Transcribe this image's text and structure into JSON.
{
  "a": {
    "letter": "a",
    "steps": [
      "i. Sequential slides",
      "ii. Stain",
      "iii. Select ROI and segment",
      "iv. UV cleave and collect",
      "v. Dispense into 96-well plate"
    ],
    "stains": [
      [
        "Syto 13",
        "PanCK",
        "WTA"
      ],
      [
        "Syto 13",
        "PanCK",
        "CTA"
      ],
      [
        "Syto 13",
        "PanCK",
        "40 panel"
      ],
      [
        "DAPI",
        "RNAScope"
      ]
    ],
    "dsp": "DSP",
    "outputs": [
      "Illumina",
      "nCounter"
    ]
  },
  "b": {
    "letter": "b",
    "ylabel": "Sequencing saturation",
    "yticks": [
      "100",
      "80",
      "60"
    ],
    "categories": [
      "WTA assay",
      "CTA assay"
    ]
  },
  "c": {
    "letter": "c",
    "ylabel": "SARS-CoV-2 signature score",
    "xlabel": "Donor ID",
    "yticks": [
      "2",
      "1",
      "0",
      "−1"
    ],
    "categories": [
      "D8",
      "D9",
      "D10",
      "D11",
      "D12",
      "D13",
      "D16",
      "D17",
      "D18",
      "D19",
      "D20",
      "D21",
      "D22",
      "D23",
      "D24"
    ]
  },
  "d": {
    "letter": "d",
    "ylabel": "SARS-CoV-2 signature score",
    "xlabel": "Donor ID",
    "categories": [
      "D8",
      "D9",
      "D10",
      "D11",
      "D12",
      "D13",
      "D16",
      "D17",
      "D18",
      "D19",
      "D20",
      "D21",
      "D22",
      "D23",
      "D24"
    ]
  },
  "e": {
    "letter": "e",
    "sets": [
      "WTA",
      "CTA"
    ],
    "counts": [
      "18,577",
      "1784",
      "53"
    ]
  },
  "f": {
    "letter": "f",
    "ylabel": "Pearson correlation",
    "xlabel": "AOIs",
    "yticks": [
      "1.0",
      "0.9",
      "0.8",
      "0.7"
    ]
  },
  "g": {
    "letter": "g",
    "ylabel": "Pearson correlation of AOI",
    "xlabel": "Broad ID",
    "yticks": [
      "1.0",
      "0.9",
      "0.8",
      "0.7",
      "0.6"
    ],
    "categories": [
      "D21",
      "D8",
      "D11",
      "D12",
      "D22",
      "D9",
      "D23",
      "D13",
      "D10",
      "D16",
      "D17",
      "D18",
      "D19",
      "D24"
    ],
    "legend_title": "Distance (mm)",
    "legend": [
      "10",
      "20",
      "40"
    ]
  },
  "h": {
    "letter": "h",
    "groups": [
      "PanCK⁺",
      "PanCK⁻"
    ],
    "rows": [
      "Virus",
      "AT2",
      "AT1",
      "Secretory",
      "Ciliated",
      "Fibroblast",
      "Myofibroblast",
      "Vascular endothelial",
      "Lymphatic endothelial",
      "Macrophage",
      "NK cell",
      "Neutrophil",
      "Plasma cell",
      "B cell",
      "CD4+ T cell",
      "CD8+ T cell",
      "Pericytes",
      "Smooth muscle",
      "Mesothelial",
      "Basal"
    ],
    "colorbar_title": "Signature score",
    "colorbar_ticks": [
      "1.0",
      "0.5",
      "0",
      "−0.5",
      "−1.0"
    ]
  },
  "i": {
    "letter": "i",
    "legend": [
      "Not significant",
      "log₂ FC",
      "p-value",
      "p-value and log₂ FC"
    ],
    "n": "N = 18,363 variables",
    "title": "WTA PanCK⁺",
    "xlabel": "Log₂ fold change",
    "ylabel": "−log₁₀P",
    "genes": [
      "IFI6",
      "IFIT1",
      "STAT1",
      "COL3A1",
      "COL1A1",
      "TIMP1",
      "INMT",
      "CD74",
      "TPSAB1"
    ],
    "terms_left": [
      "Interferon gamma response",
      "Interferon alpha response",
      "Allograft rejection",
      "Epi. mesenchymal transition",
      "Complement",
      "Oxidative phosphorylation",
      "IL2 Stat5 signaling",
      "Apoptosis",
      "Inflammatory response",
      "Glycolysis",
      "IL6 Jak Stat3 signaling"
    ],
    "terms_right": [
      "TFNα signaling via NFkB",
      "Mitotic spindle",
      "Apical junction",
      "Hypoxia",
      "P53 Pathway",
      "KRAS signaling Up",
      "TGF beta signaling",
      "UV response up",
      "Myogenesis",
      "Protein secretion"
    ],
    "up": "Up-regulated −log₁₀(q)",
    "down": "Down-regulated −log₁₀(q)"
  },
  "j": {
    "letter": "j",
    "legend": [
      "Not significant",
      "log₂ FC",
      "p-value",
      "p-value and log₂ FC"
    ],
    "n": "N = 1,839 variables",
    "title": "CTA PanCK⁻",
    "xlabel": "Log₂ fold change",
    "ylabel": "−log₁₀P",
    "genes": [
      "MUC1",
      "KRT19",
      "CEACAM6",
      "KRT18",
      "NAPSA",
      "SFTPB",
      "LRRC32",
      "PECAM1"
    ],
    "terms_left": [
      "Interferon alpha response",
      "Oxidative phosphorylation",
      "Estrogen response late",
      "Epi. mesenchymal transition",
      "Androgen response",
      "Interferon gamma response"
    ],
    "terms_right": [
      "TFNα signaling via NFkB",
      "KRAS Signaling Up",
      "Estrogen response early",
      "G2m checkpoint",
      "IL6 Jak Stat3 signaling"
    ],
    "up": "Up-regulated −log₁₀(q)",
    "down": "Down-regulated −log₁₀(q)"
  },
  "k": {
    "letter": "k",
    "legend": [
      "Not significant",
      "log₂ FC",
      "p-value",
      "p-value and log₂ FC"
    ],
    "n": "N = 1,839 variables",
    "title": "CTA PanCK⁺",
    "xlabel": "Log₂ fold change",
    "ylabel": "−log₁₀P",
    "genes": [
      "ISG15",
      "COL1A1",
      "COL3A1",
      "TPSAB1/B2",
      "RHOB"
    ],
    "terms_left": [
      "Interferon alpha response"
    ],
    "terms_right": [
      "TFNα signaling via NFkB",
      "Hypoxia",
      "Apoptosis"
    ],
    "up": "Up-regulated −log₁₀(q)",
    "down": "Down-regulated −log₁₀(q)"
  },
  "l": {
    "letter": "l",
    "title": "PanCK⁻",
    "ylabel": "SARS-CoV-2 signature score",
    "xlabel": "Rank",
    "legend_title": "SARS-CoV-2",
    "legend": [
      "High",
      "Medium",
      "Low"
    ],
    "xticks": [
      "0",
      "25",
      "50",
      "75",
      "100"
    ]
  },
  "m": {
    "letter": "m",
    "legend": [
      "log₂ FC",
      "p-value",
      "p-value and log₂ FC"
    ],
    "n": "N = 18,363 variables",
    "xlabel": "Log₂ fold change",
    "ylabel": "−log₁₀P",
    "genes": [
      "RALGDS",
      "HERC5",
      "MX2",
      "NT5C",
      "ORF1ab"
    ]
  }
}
■ ■ ■ ■
### Exercise details
Write out the whole listing above, keeping each line exactly as it is.

### Task solution
Transcribe this image's text and structure into JSON.
{
  "a": {
    "letter": "a",
    "steps": [
      "i. Sequential slides",
      "ii. Stain",
      "iii. Select ROI and segment",
      "iv. UV cleave and collect",
      "v. Dispense into 96-well plate"
    ],
    "stains": [
      [
        "Syto 13",
        "PanCK",
        "WTA"
      ],
      [
        "Syto 13",
        "PanCK",
        "CTA"
      ],
      [
        "Syto 13",
        "PanCK",
        "40 panel"
      ],
      [
        "DAPI",
        "RNAScope"
      ]
    ],
    "dsp": "DSP",
    "outputs": [
      "Illumina",
      "nCounter"
    ]
  },
  "b": {
    "letter": "b",
    "ylabel": "Sequencing saturation",
    "yticks": [
      "100",
      "80",
      "60"
    ],
    "categories": [
      "WTA assay",
      "CTA assay"
    ]
  },
  "c": {
    "letter": "c",
    "ylabel": "SARS-CoV-2 signature score",
    "xlabel": "Donor ID",
    "yticks": [
      "2",
      "1",
      "0",
      "−1"
    ],
    "categories": [
      "D8",
      "D9",
      "D10",
      "D11",
      "D12",
      "D13",
      "D16",
      "D17",
      "D18",
      "D19",
      "D20",
      "D21",
      "D22",
      "D23",
      "D24"
    ]
  },
  "d": {
    "letter": "d",
    "ylabel": "SARS-CoV-2 signature score",
    "xlabel": "Donor ID",
    "categories": [
      "D8",
      "D9",
      "D10",
      "D11",
      "D12",
      "D13",
      "D16",
      "D17",
      "D18",
      "D19",
      "D20",
      "D21",
      "D22",
      "D23",
      "D24"
    ]
  },
  "e": {
    "letter": "e",
    "sets": [
      "WTA",
      "CTA"
    ],
    "counts": [
      "18,577",
      "1784",
      "53"
    ]
  },
  "f": {
    "letter": "f",
    "ylabel": "Pearson correlation",
    "xlabel": "AOIs",
    "yticks": [
      "1.0",
      "0.9",
      "0.8",
      "0.7"
    ]
  },
  "g": {
    "letter": "g",
    "ylabel": "Pearson correlation of AOI",
    "xlabel": "Broad ID",
    "yticks": [
      "1.0",
      "0.9",
      "0.8",
      "0.7",
      "0.6"
    ],
    "categories": [
      "D21",
      "D8",
      "D11",
      "D12",
      "D22",
      "D9",
      "D23",
      "D13",
      "D10",
      "D16",
      "D17",
      "D18",
      "D19",
      "D24"
    ],
    "legend_title": "Distance (mm)",
    "legend": [
      "10",
      "20",
      "40"
    ]
  },
  "h": {
    "letter": "h",
    "groups": [
      "PanCK⁺",
      "PanCK⁻"
    ],
    "rows": [
      "Virus",
      "AT2",
      "AT1",
      "Secretory",
      "Ciliated",
      "Fibroblast",
      "Myofibroblast",
      "Vascular endothelial",
      "Lymphatic endothelial",
      "Macrophage",
      "NK cell",
      "Neutrophil",
      "Plasma cell",
      "B cell",
      "CD4+ T cell",
      "CD8+ T cell",
      "Pericytes",
      "Smooth muscle",
      "Mesothelial",
      "Basal"
    ],
    "colorbar_title": "Signature score",
    "colorbar_ticks": [
      "1.0",
      "0.5",
      "0",
      "−0.5",
      "−1.0"
    ]
  },
  "i": {
    "letter": "i",
    "legend": [
      "Not significant",
      "log₂ FC",
      "p-value",
      "p-value and log₂ FC"
    ],
    "n": "N = 18,363 variables",
    "title": "WTA PanCK⁺",
    "xlabel": "Log₂ fold change",
    "ylabel": "−log₁₀P",
    "genes": [
      "IFI6",
      "IFIT1",
      "STAT1",
      "COL3A1",
      "COL1A1",
      "TIMP1",
      "INMT",
      "CD74",
      "TPSAB1"
    ],
    "terms_left": [
      "Interferon gamma response",
      "Interferon alpha response",
      "Allograft rejection",
      "Epi. mesenchymal transition",
      "Complement",
      "Oxidative phosphorylation",
      "IL2 Stat5 signaling",
      "Apoptosis",
      "Inflammatory response",
      "Glycolysis",
      "IL6 Jak Stat3 signaling"
    ],
    "terms_right": [
      "TFNα signaling via NFkB",
      "Mitotic spindle",
      "Apical junction",
      "Hypoxia",
      "P53 Pathway",
      "KRAS signaling Up",
      "TGF beta signaling",
      "UV response up",
      "Myogenesis",
      "Protein secretion"
    ],
    "up": "Up-regulated −log₁₀(q)",
    "down": "Down-regulated −log₁₀(q)"
  },
  "j": {
    "letter": "j",
    "legend": [
      "Not significant",
      "log₂ FC",
      "p-value",
      "p-value and log₂ FC"
    ],
    "n": "N = 1,839 variables",
    "title": "CTA PanCK⁻",
    "xlabel": "Log₂ fold change",
    "ylabel": "−log₁₀P",
    "genes": [
      "MUC1",
      "KRT19",
      "CEACAM6",
      "KRT18",
      "NAPSA",
      "SFTPB",
      "LRRC32",
      "PECAM1"
    ],
    "terms_left": [
      "Interferon alpha response",
      "Oxidative phosphorylation",
      "Estrogen response late",
      "Epi. mesenchymal transition",
      "Androgen response",
      "Interferon gamma response"
    ],
    "terms_right": [
      "TFNα signaling via NFkB",
      "KRAS Signaling Up",
      "Estrogen response early",
      "G2m checkpoint",
      "IL6 Jak Stat3 signaling"
    ],
    "up": "Up-regulated −log₁₀(q)",
    "down": "Down-regulated −log₁₀(q)"
  },
  "k": {
    "letter": "k",
    "legend": [
      "Not significant",
      "log₂ FC",
      "p-value",
      "p-value and log₂ FC"
    ],
    "n": "N = 1,839 variables",
    "title": "CTA PanCK⁺",
    "xlabel": "Log₂ fold change",
    "ylabel": "−log₁₀P",
    "genes": [
      "ISG15",
      "COL1A1",
      "COL3A1",
      "TPSAB1/B2",
      "RHOB"
    ],
    "terms_left": [
      "Interferon alpha response"
    ],
    "terms_right": [
      "TFNα signaling via NFkB",
      "Hypoxia",
      "Apoptosis"
    ],
    "up": "Up-regulated −log₁₀(q)",
    "down": "Down-regulated −log₁₀(q)"
  },
  "l": {
    "letter": "l",
    "title": "PanCK⁻",
    "ylabel": "SARS-CoV-2 signature score",
    "xlabel": "Rank",
    "legend_title": "SARS-CoV-2",
    "legend": [
      "High",
      "Medium",
      "Low"
    ],
    "xticks": [
      "0",
      "25",
      "50",
      "75",
      "100"
    ]
  },
  "m": {
    "letter": "m",
    "legend": [
      "log₂ FC",
      "p-value",
      "p-value and log₂ FC"
    ],
    "n": "N = 18,363 variables",
    "xlabel": "Log₂ fold change",
    "ylabel": "−log₁₀P",
    "genes": [
      "RALGDS",
      "HERC5",
      "MX2",
      "NT5C",
      "ORF1ab"
    ]
  }
}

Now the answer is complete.